━━━ SOURCE RECORDS ━━━

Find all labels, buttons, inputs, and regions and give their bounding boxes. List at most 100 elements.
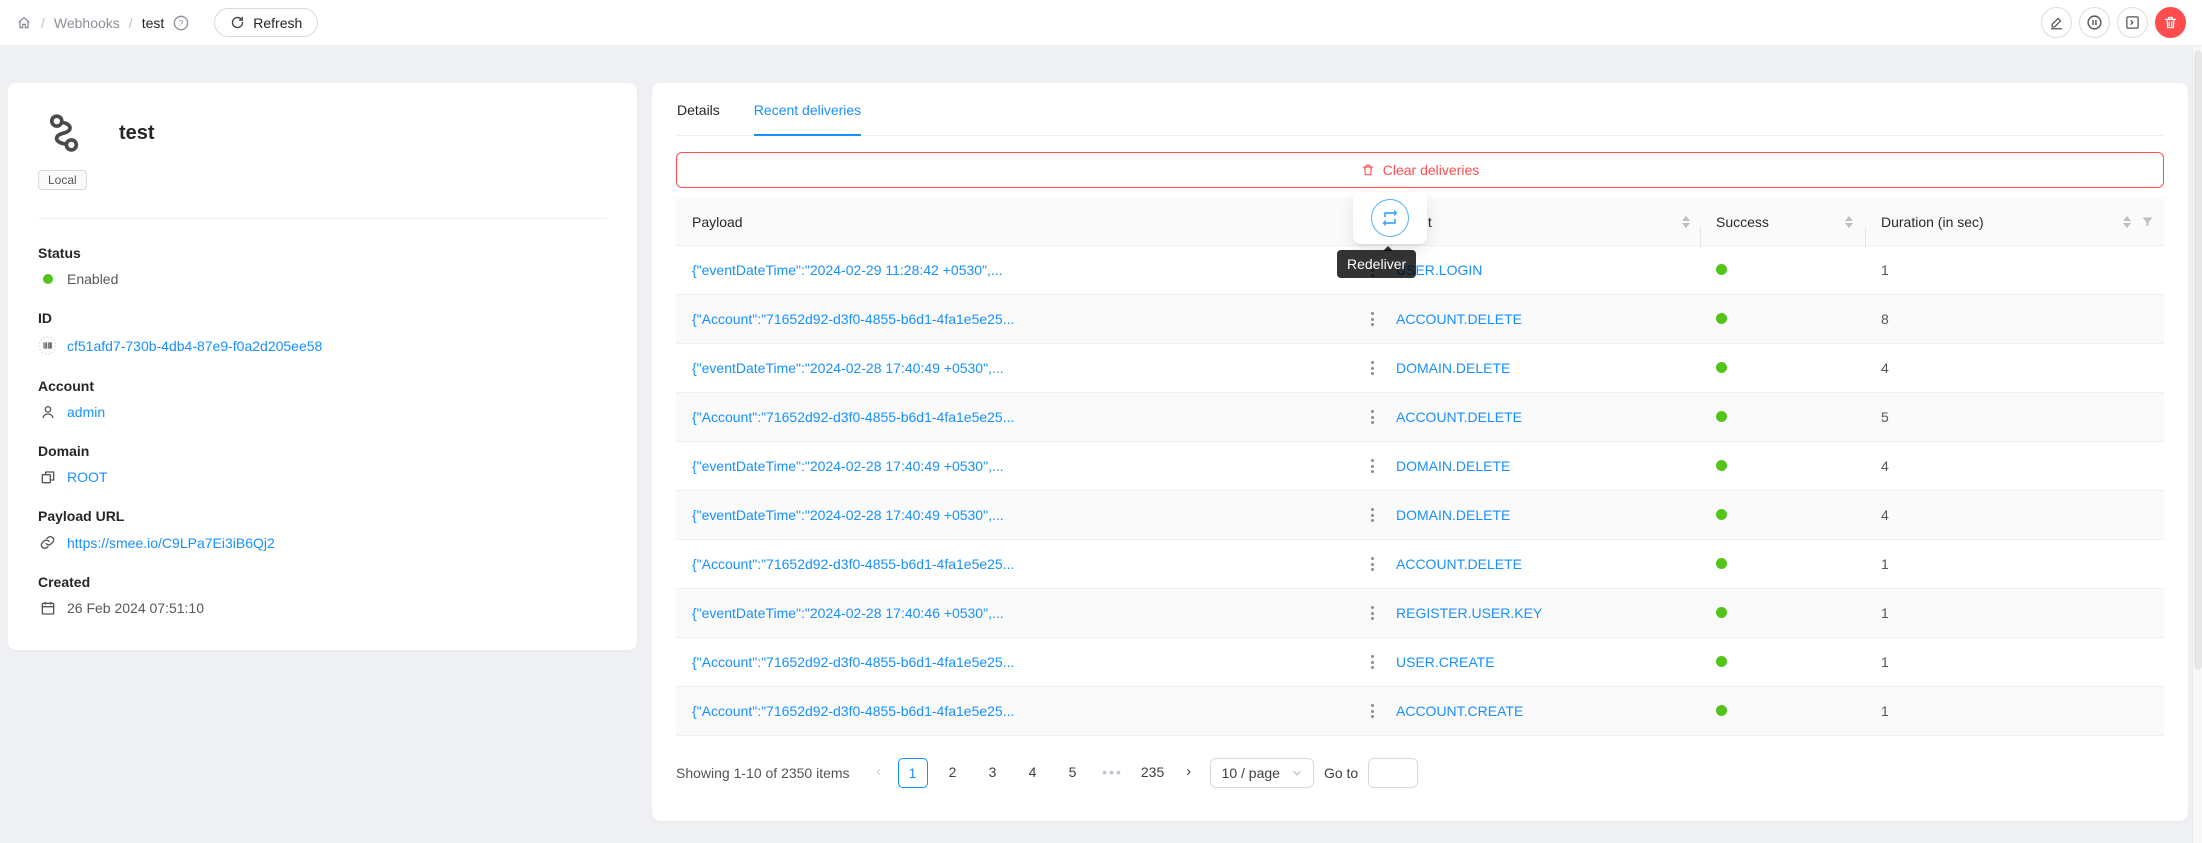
clear-deliveries-button[interactable]: Clear deliveries bbox=[676, 152, 2164, 188]
success-dot bbox=[1716, 607, 1727, 618]
page-2[interactable]: 2 bbox=[938, 758, 968, 788]
payload-link[interactable]: {"eventDateTime":"2024-02-28 17:40:49 +0… bbox=[676, 458, 1355, 474]
page-size-select[interactable]: 10 / page bbox=[1210, 758, 1314, 788]
page-5[interactable]: 5 bbox=[1058, 758, 1088, 788]
column-header-success[interactable]: Success bbox=[1700, 214, 1865, 230]
success-dot bbox=[1716, 705, 1727, 716]
refresh-button[interactable]: Refresh bbox=[214, 8, 318, 37]
trash-icon bbox=[1361, 163, 1375, 177]
payload-link[interactable]: {"Account":"71652d92-d3f0-4855-b6d1-4fa1… bbox=[676, 409, 1355, 425]
event-link[interactable]: ACCOUNT.CREATE bbox=[1390, 703, 1700, 719]
disable-button[interactable] bbox=[2079, 7, 2110, 38]
table-row: {"eventDateTime":"2024-02-28 17:40:49 +0… bbox=[676, 442, 2164, 491]
edit-button[interactable] bbox=[2041, 7, 2072, 38]
row-actions bbox=[1355, 308, 1390, 330]
event-link[interactable]: USER.LOGIN bbox=[1390, 262, 1700, 278]
page-1[interactable]: 1 bbox=[898, 758, 928, 788]
page-size-value: 10 / page bbox=[1222, 765, 1280, 781]
detail-value[interactable]: https://smee.io/C9LPa7Ei3iB6Qj2 bbox=[67, 535, 275, 551]
tab-recent-deliveries[interactable]: Recent deliveries bbox=[754, 83, 861, 135]
row-actions bbox=[1355, 553, 1390, 575]
filter-icon[interactable] bbox=[2141, 215, 2154, 228]
more-actions-icon[interactable] bbox=[1367, 504, 1378, 526]
more-actions-icon[interactable] bbox=[1367, 700, 1378, 722]
tab-details[interactable]: Details bbox=[677, 83, 720, 135]
payload-link[interactable]: {"eventDateTime":"2024-02-28 17:40:46 +0… bbox=[676, 605, 1355, 621]
row-actions bbox=[1355, 504, 1390, 526]
console-button[interactable] bbox=[2117, 7, 2148, 38]
sort-icon[interactable] bbox=[2123, 216, 2131, 228]
help-icon[interactable]: ? bbox=[173, 15, 189, 31]
status-dot bbox=[43, 274, 53, 284]
row-actions bbox=[1355, 700, 1390, 722]
detail-value[interactable]: admin bbox=[67, 404, 105, 420]
detail-label: Domain bbox=[38, 443, 607, 459]
console-icon bbox=[2125, 15, 2140, 30]
payload-link[interactable]: {"eventDateTime":"2024-02-28 17:40:49 +0… bbox=[676, 360, 1355, 376]
chevron-right-icon[interactable]: › bbox=[1178, 758, 1200, 788]
page-ellipsis[interactable]: ••• bbox=[1098, 758, 1128, 788]
reload-icon bbox=[230, 15, 245, 30]
redeliver-button[interactable] bbox=[1371, 199, 1409, 237]
success-cell bbox=[1700, 654, 1865, 670]
breadcrumb-webhooks[interactable]: Webhooks bbox=[54, 15, 120, 31]
detail-value[interactable]: ROOT bbox=[67, 469, 107, 485]
success-dot bbox=[1716, 656, 1727, 667]
more-actions-icon[interactable] bbox=[1367, 455, 1378, 477]
page-scrollbar[interactable] bbox=[2192, 46, 2202, 843]
payload-link[interactable]: {"Account":"71652d92-d3f0-4855-b6d1-4fa1… bbox=[676, 703, 1355, 719]
page-3[interactable]: 3 bbox=[978, 758, 1008, 788]
more-actions-icon[interactable] bbox=[1367, 553, 1378, 575]
detail-payload-url: Payload URL https://smee.io/C9LPa7Ei3iB6… bbox=[38, 508, 607, 551]
payload-link[interactable]: {"Account":"71652d92-d3f0-4855-b6d1-4fa1… bbox=[676, 556, 1355, 572]
table-row: {"eventDateTime":"2024-02-28 17:40:49 +0… bbox=[676, 491, 2164, 540]
page-235[interactable]: 235 bbox=[1138, 758, 1168, 788]
sort-icon[interactable] bbox=[1845, 216, 1853, 228]
event-link[interactable]: DOMAIN.DELETE bbox=[1390, 458, 1700, 474]
detail-label: ID bbox=[38, 310, 607, 326]
event-link[interactable]: USER.CREATE bbox=[1390, 654, 1700, 670]
delete-webhook-button[interactable] bbox=[2155, 7, 2186, 38]
calendar-icon bbox=[38, 600, 57, 616]
event-link[interactable]: ACCOUNT.DELETE bbox=[1390, 556, 1700, 572]
chevron-left-icon[interactable]: ‹ bbox=[868, 758, 890, 788]
detail-label: Status bbox=[38, 245, 607, 261]
home-icon[interactable] bbox=[16, 15, 32, 31]
detail-label: Account bbox=[38, 378, 607, 394]
chevron-down-icon bbox=[1292, 768, 1302, 778]
divider bbox=[38, 218, 607, 219]
payload-link[interactable]: {"eventDateTime":"2024-02-28 17:40:49 +0… bbox=[676, 507, 1355, 523]
event-link[interactable]: DOMAIN.DELETE bbox=[1390, 360, 1700, 376]
more-actions-icon[interactable] bbox=[1367, 651, 1378, 673]
payload-link[interactable]: {"eventDateTime":"2024-02-29 11:28:42 +0… bbox=[676, 262, 1355, 278]
pause-icon bbox=[2086, 14, 2103, 31]
payload-link[interactable]: {"Account":"71652d92-d3f0-4855-b6d1-4fa1… bbox=[676, 311, 1355, 327]
column-header-duration[interactable]: Duration (in sec) bbox=[1865, 214, 2164, 230]
table-row: {"Account":"71652d92-d3f0-4855-b6d1-4fa1… bbox=[676, 393, 2164, 442]
table-row: {"Account":"71652d92-d3f0-4855-b6d1-4fa1… bbox=[676, 540, 2164, 589]
page-4[interactable]: 4 bbox=[1018, 758, 1048, 788]
event-link[interactable]: DOMAIN.DELETE bbox=[1390, 507, 1700, 523]
more-actions-icon[interactable] bbox=[1367, 308, 1378, 330]
success-cell bbox=[1700, 605, 1865, 621]
scrollbar-thumb[interactable] bbox=[2194, 50, 2202, 670]
event-link[interactable]: REGISTER.USER.KEY bbox=[1390, 605, 1700, 621]
detail-value[interactable]: cf51afd7-730b-4db4-87e9-f0a2d205ee58 bbox=[67, 338, 322, 354]
event-link[interactable]: ACCOUNT.DELETE bbox=[1390, 311, 1700, 327]
event-link[interactable]: ACCOUNT.DELETE bbox=[1390, 409, 1700, 425]
more-actions-icon[interactable] bbox=[1367, 357, 1378, 379]
column-header-payload[interactable]: Payload bbox=[676, 214, 1355, 230]
column-header-event[interactable]: Event bbox=[1390, 214, 1700, 230]
goto-label: Go to bbox=[1324, 765, 1358, 781]
trash-icon bbox=[2163, 15, 2178, 30]
payload-link[interactable]: {"Account":"71652d92-d3f0-4855-b6d1-4fa1… bbox=[676, 654, 1355, 670]
more-actions-icon[interactable] bbox=[1367, 602, 1378, 624]
sort-icon[interactable] bbox=[1682, 216, 1690, 228]
goto-input[interactable] bbox=[1368, 758, 1418, 788]
detail-created: Created 26 Feb 2024 07:51:10 bbox=[38, 574, 607, 616]
page: / Webhooks / test ? Refresh bbox=[0, 0, 2202, 843]
detail-id: ID cf51afd7-730b-4db4-87e9-f0a2d205ee58 bbox=[38, 310, 607, 355]
domain-icon bbox=[38, 469, 57, 485]
deliveries-table: Payload Event Success Duration (in sec) bbox=[676, 198, 2164, 736]
more-actions-icon[interactable] bbox=[1367, 406, 1378, 428]
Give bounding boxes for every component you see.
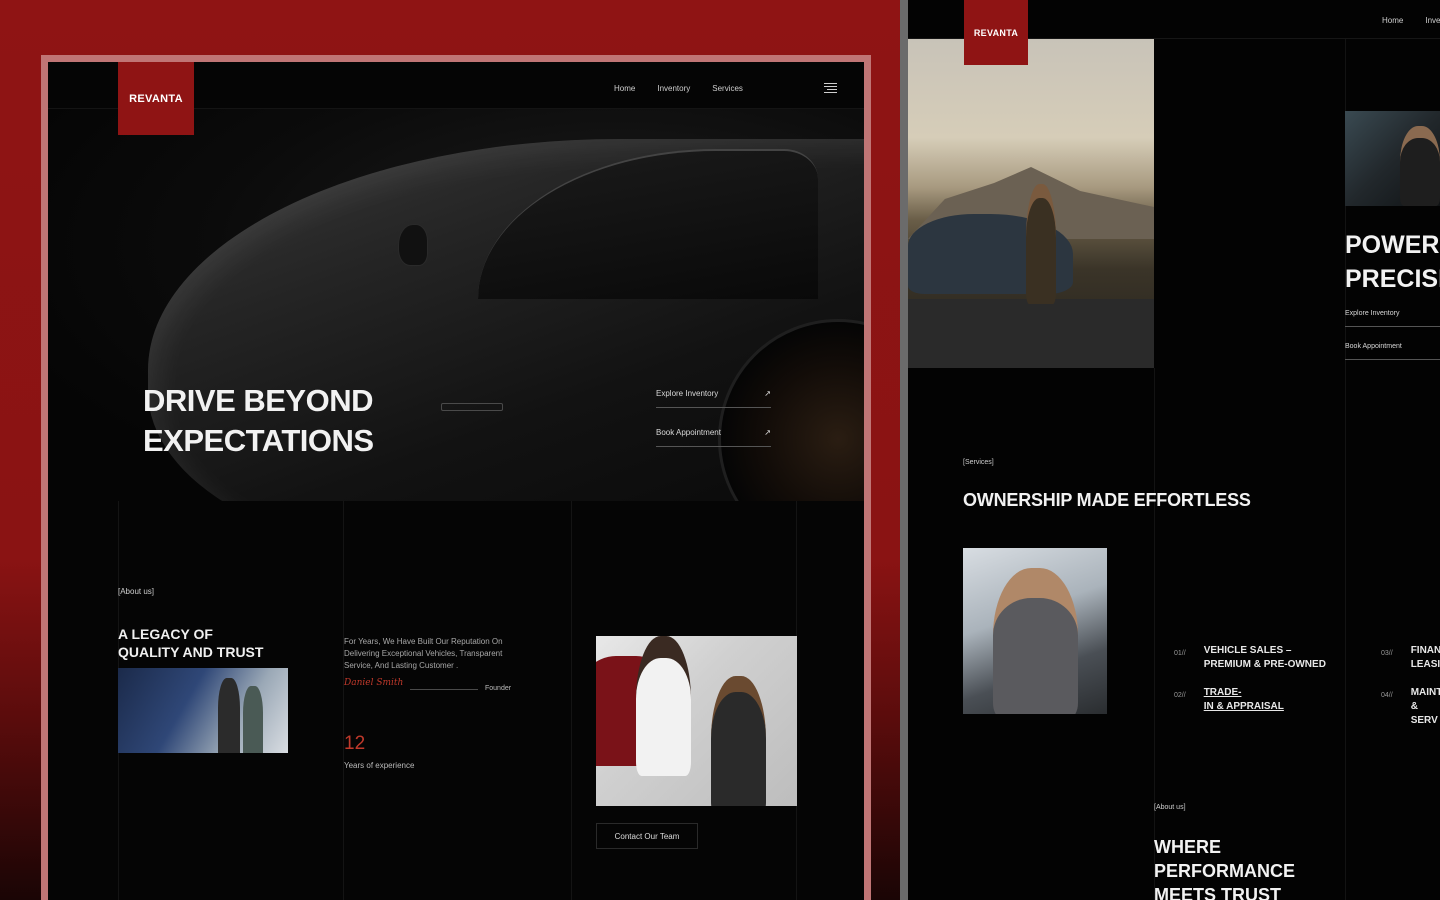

━━━

◆ WRITTEN EXERCISE ◆
Extract every line of the material above without changing anything, and omit the pictures.

◆ RESPONSE ◆
Find all labels, buttons, inputs, and regions and give their bounding boxes. List at most 100 elements.
clear-deliveries-button[interactable]: Clear deliveries bbox=[676, 152, 2164, 188]
success-dot bbox=[1716, 607, 1727, 618]
page-2[interactable]: 2 bbox=[938, 758, 968, 788]
payload-link[interactable]: {"eventDateTime":"2024-02-28 17:40:49 +0… bbox=[676, 458, 1355, 474]
page-size-select[interactable]: 10 / page bbox=[1210, 758, 1314, 788]
page-5[interactable]: 5 bbox=[1058, 758, 1088, 788]
column-header-success[interactable]: Success bbox=[1700, 214, 1865, 230]
success-dot bbox=[1716, 705, 1727, 716]
refresh-button[interactable]: Refresh bbox=[214, 8, 318, 37]
trash-icon bbox=[1361, 163, 1375, 177]
payload-link[interactable]: {"Account":"71652d92-d3f0-4855-b6d1-4fa1… bbox=[676, 409, 1355, 425]
event-link[interactable]: ACCOUNT.CREATE bbox=[1390, 703, 1700, 719]
disable-button[interactable] bbox=[2079, 7, 2110, 38]
table-row: {"eventDateTime":"2024-02-28 17:40:49 +0… bbox=[676, 442, 2164, 491]
edit-button[interactable] bbox=[2041, 7, 2072, 38]
row-actions bbox=[1355, 308, 1390, 330]
event-link[interactable]: USER.LOGIN bbox=[1390, 262, 1700, 278]
page-1[interactable]: 1 bbox=[898, 758, 928, 788]
page-size-value: 10 / page bbox=[1222, 765, 1280, 781]
detail-value[interactable]: https://smee.io/C9LPa7Ei3iB6Qj2 bbox=[67, 535, 275, 551]
tab-recent-deliveries[interactable]: Recent deliveries bbox=[754, 83, 861, 135]
row-actions bbox=[1355, 553, 1390, 575]
filter-icon[interactable] bbox=[2141, 215, 2154, 228]
more-actions-icon[interactable] bbox=[1367, 504, 1378, 526]
more-actions-icon[interactable] bbox=[1367, 700, 1378, 722]
tab-details[interactable]: Details bbox=[677, 83, 720, 135]
payload-link[interactable]: {"eventDateTime":"2024-02-28 17:40:46 +0… bbox=[676, 605, 1355, 621]
row-actions bbox=[1355, 504, 1390, 526]
console-button[interactable] bbox=[2117, 7, 2148, 38]
sort-icon[interactable] bbox=[2123, 216, 2131, 228]
help-icon[interactable]: ? bbox=[173, 15, 189, 31]
status-dot bbox=[43, 274, 53, 284]
row-actions bbox=[1355, 700, 1390, 722]
detail-value[interactable]: admin bbox=[67, 404, 105, 420]
detail-label: Domain bbox=[38, 443, 607, 459]
console-icon bbox=[2125, 15, 2140, 30]
payload-link[interactable]: {"eventDateTime":"2024-02-28 17:40:49 +0… bbox=[676, 360, 1355, 376]
chevron-right-icon[interactable]: › bbox=[1178, 758, 1200, 788]
page-ellipsis[interactable]: ••• bbox=[1098, 758, 1128, 788]
reload-icon bbox=[230, 15, 245, 30]
redeliver-button[interactable] bbox=[1371, 199, 1409, 237]
success-cell bbox=[1700, 654, 1865, 670]
breadcrumb-webhooks[interactable]: Webhooks bbox=[54, 15, 120, 31]
detail-value[interactable]: ROOT bbox=[67, 469, 107, 485]
success-dot bbox=[1716, 656, 1727, 667]
more-actions-icon[interactable] bbox=[1367, 455, 1378, 477]
page-scrollbar[interactable] bbox=[2192, 46, 2202, 843]
payload-link[interactable]: {"Account":"71652d92-d3f0-4855-b6d1-4fa1… bbox=[676, 703, 1355, 719]
page-3[interactable]: 3 bbox=[978, 758, 1008, 788]
more-actions-icon[interactable] bbox=[1367, 553, 1378, 575]
detail-payload-url: Payload URL https://smee.io/C9LPa7Ei3iB6… bbox=[38, 508, 607, 551]
payload-link[interactable]: {"Account":"71652d92-d3f0-4855-b6d1-4fa1… bbox=[676, 556, 1355, 572]
table-row: {"eventDateTime":"2024-02-28 17:40:49 +0… bbox=[676, 491, 2164, 540]
page-235[interactable]: 235 bbox=[1138, 758, 1168, 788]
sort-icon[interactable] bbox=[1845, 216, 1853, 228]
event-link[interactable]: DOMAIN.DELETE bbox=[1390, 458, 1700, 474]
detail-label: ID bbox=[38, 310, 607, 326]
event-link[interactable]: USER.CREATE bbox=[1390, 654, 1700, 670]
delete-webhook-button[interactable] bbox=[2155, 7, 2186, 38]
calendar-icon bbox=[38, 600, 57, 616]
event-link[interactable]: ACCOUNT.DELETE bbox=[1390, 556, 1700, 572]
chevron-left-icon[interactable]: ‹ bbox=[868, 758, 890, 788]
detail-label: Status bbox=[38, 245, 607, 261]
home-icon[interactable] bbox=[16, 15, 32, 31]
detail-label: Account bbox=[38, 378, 607, 394]
chevron-down-icon bbox=[1292, 768, 1302, 778]
divider bbox=[38, 218, 607, 219]
payload-link[interactable]: {"eventDateTime":"2024-02-28 17:40:49 +0… bbox=[676, 507, 1355, 523]
event-link[interactable]: DOMAIN.DELETE bbox=[1390, 360, 1700, 376]
more-actions-icon[interactable] bbox=[1367, 651, 1378, 673]
payload-link[interactable]: {"eventDateTime":"2024-02-29 11:28:42 +0… bbox=[676, 262, 1355, 278]
pause-icon bbox=[2086, 14, 2103, 31]
payload-link[interactable]: {"Account":"71652d92-d3f0-4855-b6d1-4fa1… bbox=[676, 311, 1355, 327]
column-header-duration[interactable]: Duration (in sec) bbox=[1865, 214, 2164, 230]
table-row: {"Account":"71652d92-d3f0-4855-b6d1-4fa1… bbox=[676, 393, 2164, 442]
table-row: {"Account":"71652d92-d3f0-4855-b6d1-4fa1… bbox=[676, 540, 2164, 589]
page-4[interactable]: 4 bbox=[1018, 758, 1048, 788]
event-link[interactable]: DOMAIN.DELETE bbox=[1390, 507, 1700, 523]
more-actions-icon[interactable] bbox=[1367, 308, 1378, 330]
success-cell bbox=[1700, 605, 1865, 621]
scrollbar-thumb[interactable] bbox=[2194, 50, 2202, 670]
event-link[interactable]: REGISTER.USER.KEY bbox=[1390, 605, 1700, 621]
detail-value[interactable]: cf51afd7-730b-4db4-87e9-f0a2d205ee58 bbox=[67, 338, 322, 354]
event-link[interactable]: ACCOUNT.DELETE bbox=[1390, 311, 1700, 327]
event-link[interactable]: ACCOUNT.DELETE bbox=[1390, 409, 1700, 425]
more-actions-icon[interactable] bbox=[1367, 357, 1378, 379]
column-header-payload[interactable]: Payload bbox=[676, 214, 1355, 230]
column-header-event[interactable]: Event bbox=[1390, 214, 1700, 230]
goto-label: Go to bbox=[1324, 765, 1358, 781]
trash-icon bbox=[2163, 15, 2178, 30]
payload-link[interactable]: {"Account":"71652d92-d3f0-4855-b6d1-4fa1… bbox=[676, 654, 1355, 670]
more-actions-icon[interactable] bbox=[1367, 602, 1378, 624]
sort-icon[interactable] bbox=[1682, 216, 1690, 228]
goto-input[interactable] bbox=[1368, 758, 1418, 788]
detail-created: Created 26 Feb 2024 07:51:10 bbox=[38, 574, 607, 616]
page: / Webhooks / test ? Refresh bbox=[0, 0, 2202, 843]
detail-id: ID cf51afd7-730b-4db4-87e9-f0a2d205ee58 bbox=[38, 310, 607, 355]
domain-icon bbox=[38, 469, 57, 485]
deliveries-table: Payload Event Success Duration (in sec) bbox=[676, 198, 2164, 736]
more-actions-icon[interactable] bbox=[1367, 406, 1378, 428]
Give bounding boxes for every component you see.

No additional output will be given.